=== Aim ===
Retype the data that follows line by line, exactly, and leave its pictures out.

BEGIN Input data

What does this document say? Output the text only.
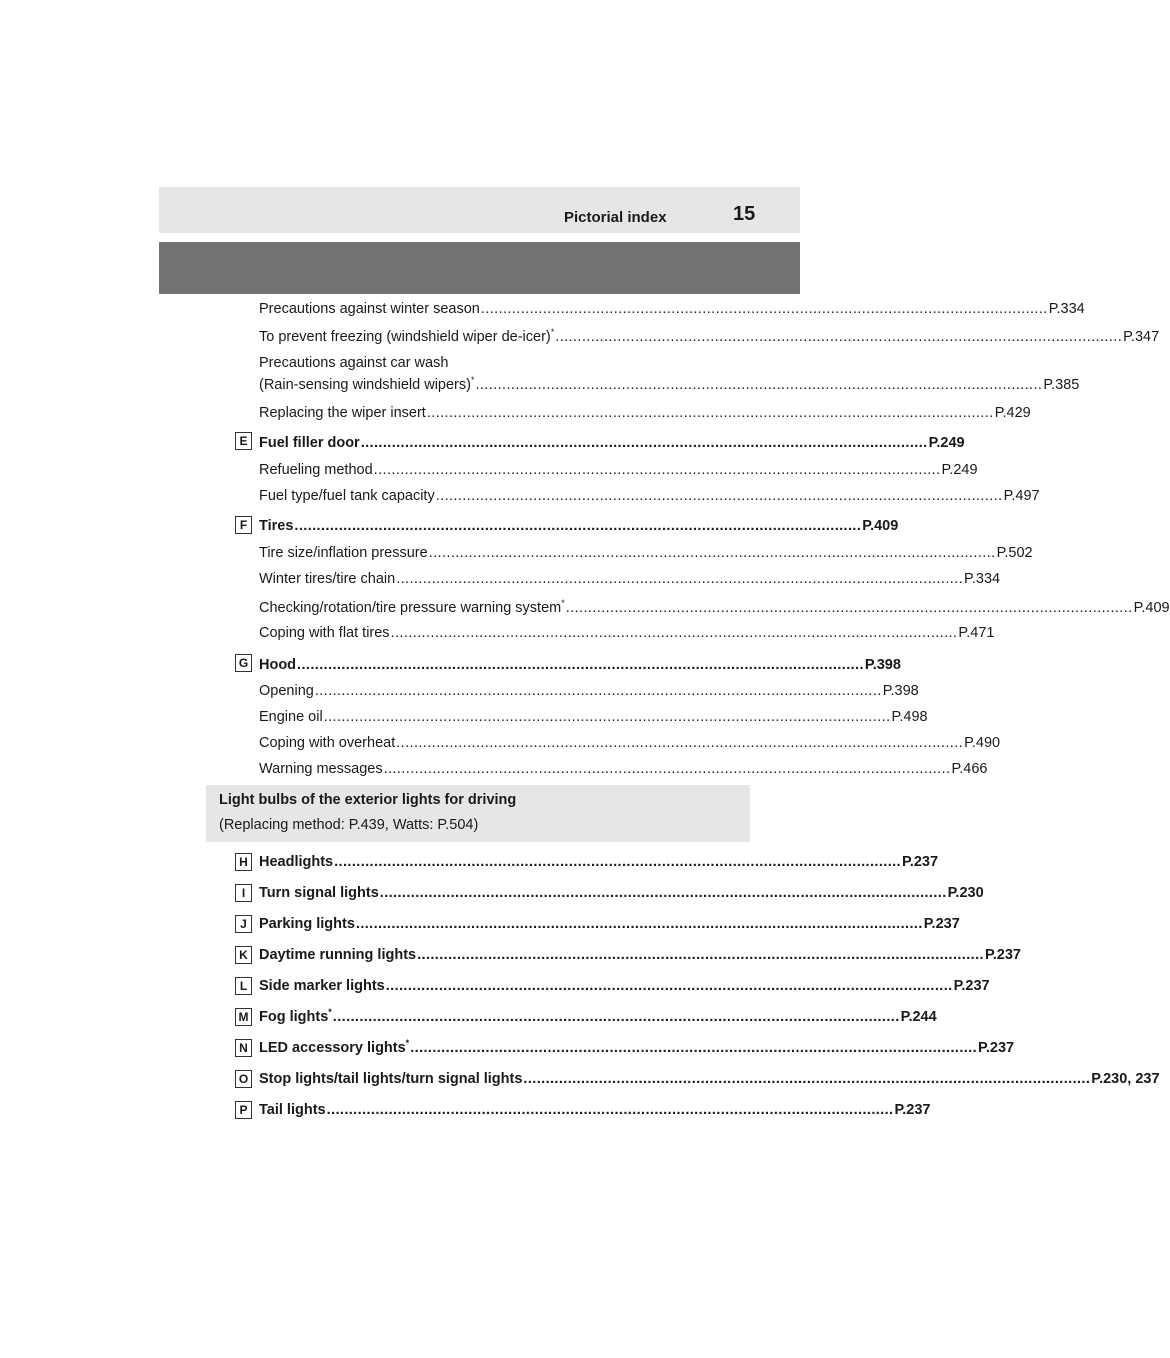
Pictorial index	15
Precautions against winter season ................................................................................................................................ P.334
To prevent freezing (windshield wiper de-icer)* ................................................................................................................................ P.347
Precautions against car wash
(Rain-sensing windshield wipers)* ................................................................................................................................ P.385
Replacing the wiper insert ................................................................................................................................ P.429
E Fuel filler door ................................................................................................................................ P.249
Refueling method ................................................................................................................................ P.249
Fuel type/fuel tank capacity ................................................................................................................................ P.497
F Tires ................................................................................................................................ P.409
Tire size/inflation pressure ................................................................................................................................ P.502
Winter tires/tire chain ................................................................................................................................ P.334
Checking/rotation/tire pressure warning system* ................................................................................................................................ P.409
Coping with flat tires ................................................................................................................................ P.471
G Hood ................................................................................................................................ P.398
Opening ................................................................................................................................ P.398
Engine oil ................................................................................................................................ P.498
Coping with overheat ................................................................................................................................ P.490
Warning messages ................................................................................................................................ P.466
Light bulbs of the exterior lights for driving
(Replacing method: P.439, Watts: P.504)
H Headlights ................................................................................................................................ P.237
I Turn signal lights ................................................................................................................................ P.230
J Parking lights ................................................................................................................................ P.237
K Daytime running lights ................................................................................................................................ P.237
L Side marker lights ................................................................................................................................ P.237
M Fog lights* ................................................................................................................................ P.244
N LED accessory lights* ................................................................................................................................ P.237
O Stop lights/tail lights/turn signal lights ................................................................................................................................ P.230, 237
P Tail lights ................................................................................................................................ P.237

END Input data

=== Written solution ===
What does this document say? Output the text only.
Pictorial index	15
Precautions against winter season ................................................................................................................................ P.334
To prevent freezing (windshield wiper de-icer)* ................................................................................................................................ P.347
Precautions against car wash
(Rain-sensing windshield wipers)* ................................................................................................................................ P.385
Replacing the wiper insert ................................................................................................................................ P.429
E Fuel filler door ................................................................................................................................ P.249
Refueling method ................................................................................................................................ P.249
Fuel type/fuel tank capacity ................................................................................................................................ P.497
F Tires ................................................................................................................................ P.409
Tire size/inflation pressure ................................................................................................................................ P.502
Winter tires/tire chain ................................................................................................................................ P.334
Checking/rotation/tire pressure warning system* ................................................................................................................................ P.409
Coping with flat tires ................................................................................................................................ P.471
G Hood ................................................................................................................................ P.398
Opening ................................................................................................................................ P.398
Engine oil ................................................................................................................................ P.498
Coping with overheat ................................................................................................................................ P.490
Warning messages ................................................................................................................................ P.466
Light bulbs of the exterior lights for driving
(Replacing method: P.439, Watts: P.504)
H Headlights ................................................................................................................................ P.237
I Turn signal lights ................................................................................................................................ P.230
J Parking lights ................................................................................................................................ P.237
K Daytime running lights ................................................................................................................................ P.237
L Side marker lights ................................................................................................................................ P.237
M Fog lights* ................................................................................................................................ P.244
N LED accessory lights* ................................................................................................................................ P.237
O Stop lights/tail lights/turn signal lights ................................................................................................................................ P.230, 237
P Tail lights ................................................................................................................................ P.237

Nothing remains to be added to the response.